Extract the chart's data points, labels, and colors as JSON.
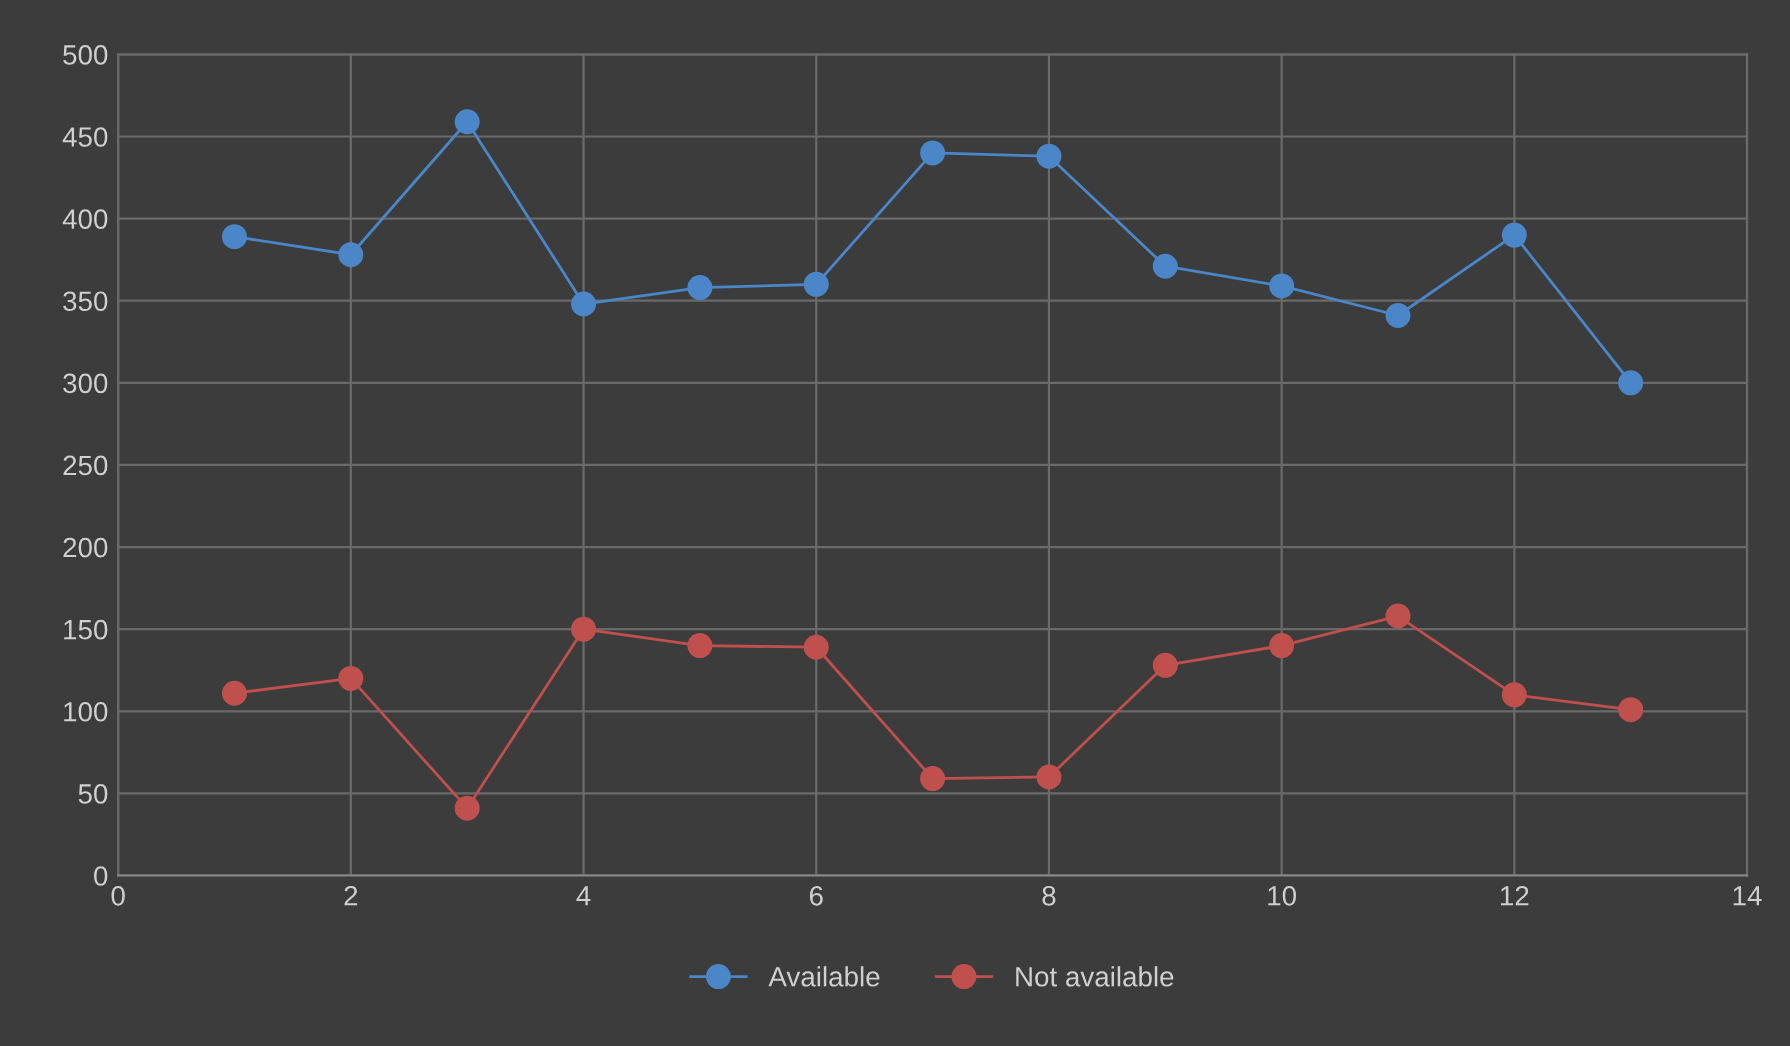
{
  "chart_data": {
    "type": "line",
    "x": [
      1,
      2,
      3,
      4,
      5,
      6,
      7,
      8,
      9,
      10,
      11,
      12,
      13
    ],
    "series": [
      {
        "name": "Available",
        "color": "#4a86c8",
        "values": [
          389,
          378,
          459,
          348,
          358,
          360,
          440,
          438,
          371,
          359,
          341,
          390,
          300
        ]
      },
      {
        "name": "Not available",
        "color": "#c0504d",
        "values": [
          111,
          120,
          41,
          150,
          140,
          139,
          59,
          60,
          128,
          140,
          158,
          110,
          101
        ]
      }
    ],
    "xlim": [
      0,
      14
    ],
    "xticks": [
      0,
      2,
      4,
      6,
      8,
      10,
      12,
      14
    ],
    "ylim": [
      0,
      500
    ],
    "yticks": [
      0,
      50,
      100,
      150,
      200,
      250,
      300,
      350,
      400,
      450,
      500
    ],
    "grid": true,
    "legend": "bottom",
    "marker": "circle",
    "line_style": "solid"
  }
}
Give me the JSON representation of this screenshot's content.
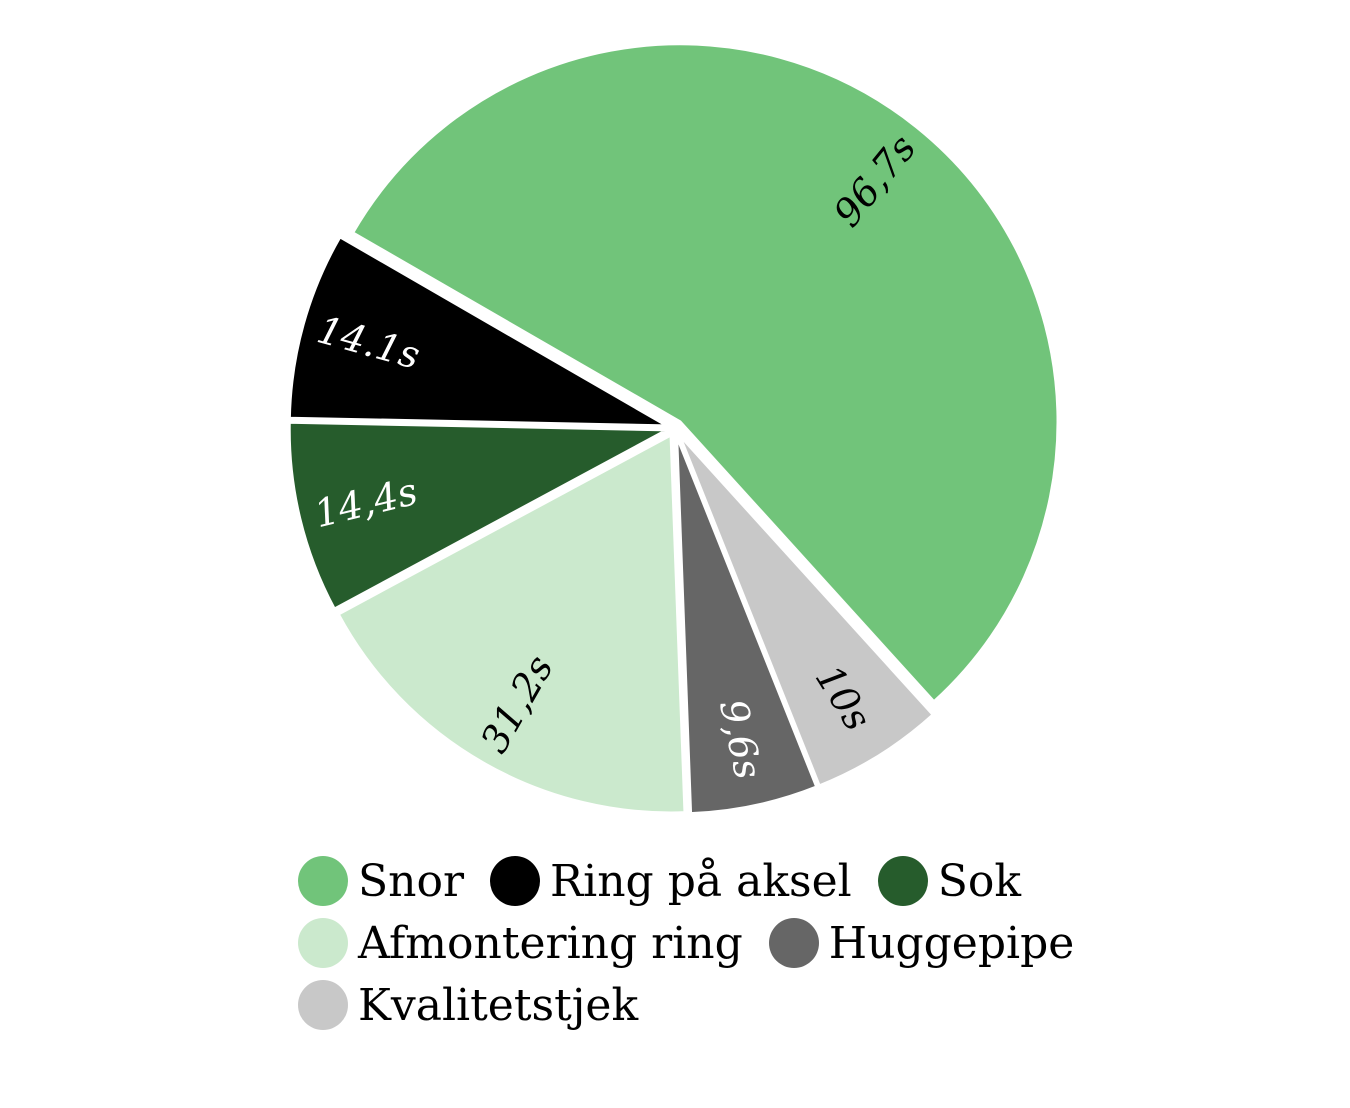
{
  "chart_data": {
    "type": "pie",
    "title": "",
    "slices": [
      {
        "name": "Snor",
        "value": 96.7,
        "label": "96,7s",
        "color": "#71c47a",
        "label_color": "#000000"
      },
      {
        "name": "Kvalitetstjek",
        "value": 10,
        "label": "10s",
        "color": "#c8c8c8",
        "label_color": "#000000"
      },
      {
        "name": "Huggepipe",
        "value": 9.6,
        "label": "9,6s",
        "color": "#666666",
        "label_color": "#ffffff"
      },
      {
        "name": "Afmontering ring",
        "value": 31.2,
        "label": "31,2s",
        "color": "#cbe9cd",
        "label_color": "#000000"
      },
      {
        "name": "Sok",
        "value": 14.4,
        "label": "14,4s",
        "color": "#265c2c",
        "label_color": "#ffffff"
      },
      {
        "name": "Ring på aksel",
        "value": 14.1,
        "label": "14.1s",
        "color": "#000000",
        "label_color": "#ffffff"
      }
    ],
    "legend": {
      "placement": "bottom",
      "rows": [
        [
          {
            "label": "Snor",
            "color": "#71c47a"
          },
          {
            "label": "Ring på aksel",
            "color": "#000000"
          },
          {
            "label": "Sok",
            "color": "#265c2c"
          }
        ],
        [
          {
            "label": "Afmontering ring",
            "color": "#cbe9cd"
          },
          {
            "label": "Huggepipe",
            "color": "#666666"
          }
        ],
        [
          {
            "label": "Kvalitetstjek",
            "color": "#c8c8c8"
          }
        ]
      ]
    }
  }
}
---
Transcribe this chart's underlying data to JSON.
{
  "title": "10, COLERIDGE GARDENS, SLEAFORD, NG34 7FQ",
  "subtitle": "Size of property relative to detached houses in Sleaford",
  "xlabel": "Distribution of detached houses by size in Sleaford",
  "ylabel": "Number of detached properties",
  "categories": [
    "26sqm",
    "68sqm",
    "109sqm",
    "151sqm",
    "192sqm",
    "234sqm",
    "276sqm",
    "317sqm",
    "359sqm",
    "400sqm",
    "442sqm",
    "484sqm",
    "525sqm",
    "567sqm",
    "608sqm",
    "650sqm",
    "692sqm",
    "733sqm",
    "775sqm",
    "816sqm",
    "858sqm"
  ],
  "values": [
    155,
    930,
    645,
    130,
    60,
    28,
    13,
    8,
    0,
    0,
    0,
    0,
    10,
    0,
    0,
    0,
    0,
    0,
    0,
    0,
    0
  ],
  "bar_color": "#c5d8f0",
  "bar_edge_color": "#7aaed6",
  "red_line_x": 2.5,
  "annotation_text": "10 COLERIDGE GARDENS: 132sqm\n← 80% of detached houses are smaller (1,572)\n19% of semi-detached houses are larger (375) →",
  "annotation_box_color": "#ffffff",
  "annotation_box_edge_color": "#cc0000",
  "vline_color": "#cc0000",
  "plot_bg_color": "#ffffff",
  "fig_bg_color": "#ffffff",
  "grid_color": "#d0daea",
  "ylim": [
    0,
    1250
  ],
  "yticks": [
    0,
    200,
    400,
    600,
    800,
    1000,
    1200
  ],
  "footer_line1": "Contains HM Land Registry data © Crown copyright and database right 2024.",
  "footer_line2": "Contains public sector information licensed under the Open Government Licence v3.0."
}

**Job:**
Read through the entries and copy every line that includes "Contains".

**Exercise result:**
  "footer_line1": "Contains HM Land Registry data © Crown copyright and database right 2024.",
  "footer_line2": "Contains public sector information licensed under the Open Government Licence v3.0."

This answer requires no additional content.